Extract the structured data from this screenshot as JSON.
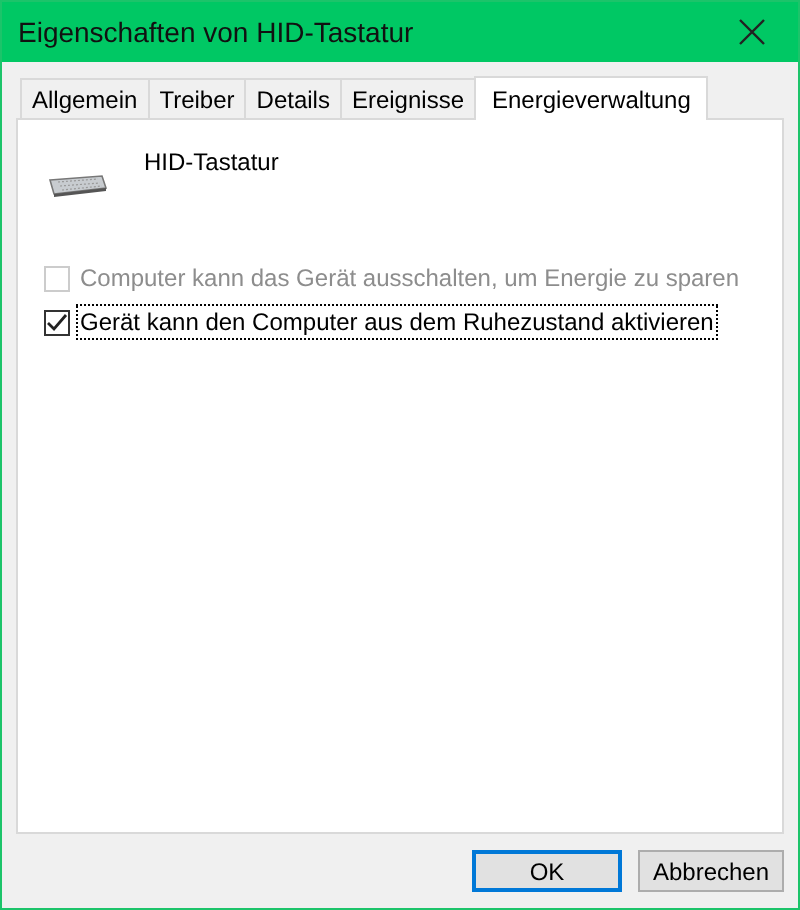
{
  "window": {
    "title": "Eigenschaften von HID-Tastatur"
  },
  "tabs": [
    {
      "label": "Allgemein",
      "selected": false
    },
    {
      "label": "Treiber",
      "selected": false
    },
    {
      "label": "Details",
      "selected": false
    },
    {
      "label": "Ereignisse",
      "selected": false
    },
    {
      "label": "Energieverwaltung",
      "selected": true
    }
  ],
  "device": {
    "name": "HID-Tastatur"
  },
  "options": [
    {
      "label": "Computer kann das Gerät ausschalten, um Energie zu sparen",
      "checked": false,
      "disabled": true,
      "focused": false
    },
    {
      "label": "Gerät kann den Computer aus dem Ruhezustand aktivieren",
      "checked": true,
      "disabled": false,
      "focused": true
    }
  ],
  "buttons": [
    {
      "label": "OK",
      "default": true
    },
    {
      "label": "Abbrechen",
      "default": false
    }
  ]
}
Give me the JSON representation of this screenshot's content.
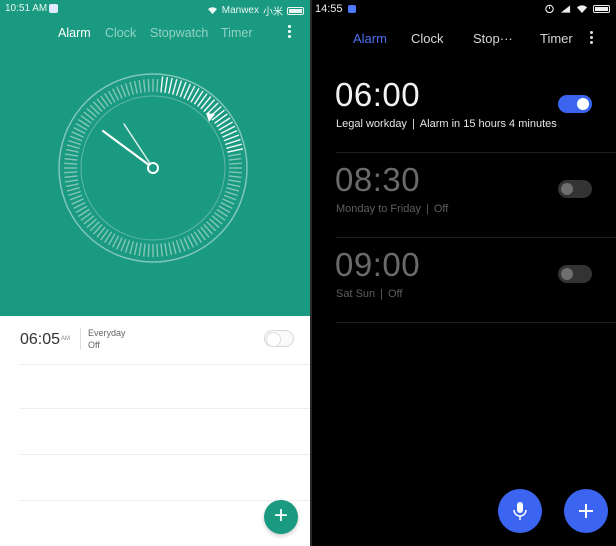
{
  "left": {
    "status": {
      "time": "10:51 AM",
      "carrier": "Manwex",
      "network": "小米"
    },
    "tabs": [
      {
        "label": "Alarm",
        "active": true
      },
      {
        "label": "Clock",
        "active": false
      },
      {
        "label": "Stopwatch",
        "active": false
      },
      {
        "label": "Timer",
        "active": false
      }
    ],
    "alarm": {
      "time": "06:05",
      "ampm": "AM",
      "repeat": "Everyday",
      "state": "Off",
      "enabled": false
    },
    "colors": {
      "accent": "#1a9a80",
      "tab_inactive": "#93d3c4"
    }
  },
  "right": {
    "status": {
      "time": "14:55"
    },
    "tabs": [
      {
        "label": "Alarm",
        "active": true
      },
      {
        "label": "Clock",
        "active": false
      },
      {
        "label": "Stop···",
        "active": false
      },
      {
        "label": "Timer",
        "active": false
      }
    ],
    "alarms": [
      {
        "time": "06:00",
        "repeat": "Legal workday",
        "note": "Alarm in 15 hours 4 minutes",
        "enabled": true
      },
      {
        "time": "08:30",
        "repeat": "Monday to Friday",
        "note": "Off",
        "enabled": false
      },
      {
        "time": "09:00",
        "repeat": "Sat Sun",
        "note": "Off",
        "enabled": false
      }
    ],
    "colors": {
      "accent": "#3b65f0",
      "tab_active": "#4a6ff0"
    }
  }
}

**GIVEN TASK:** Only the number is wanted: how many lines of these entries contain the string "kann"?

**RESULT BELOW:** 2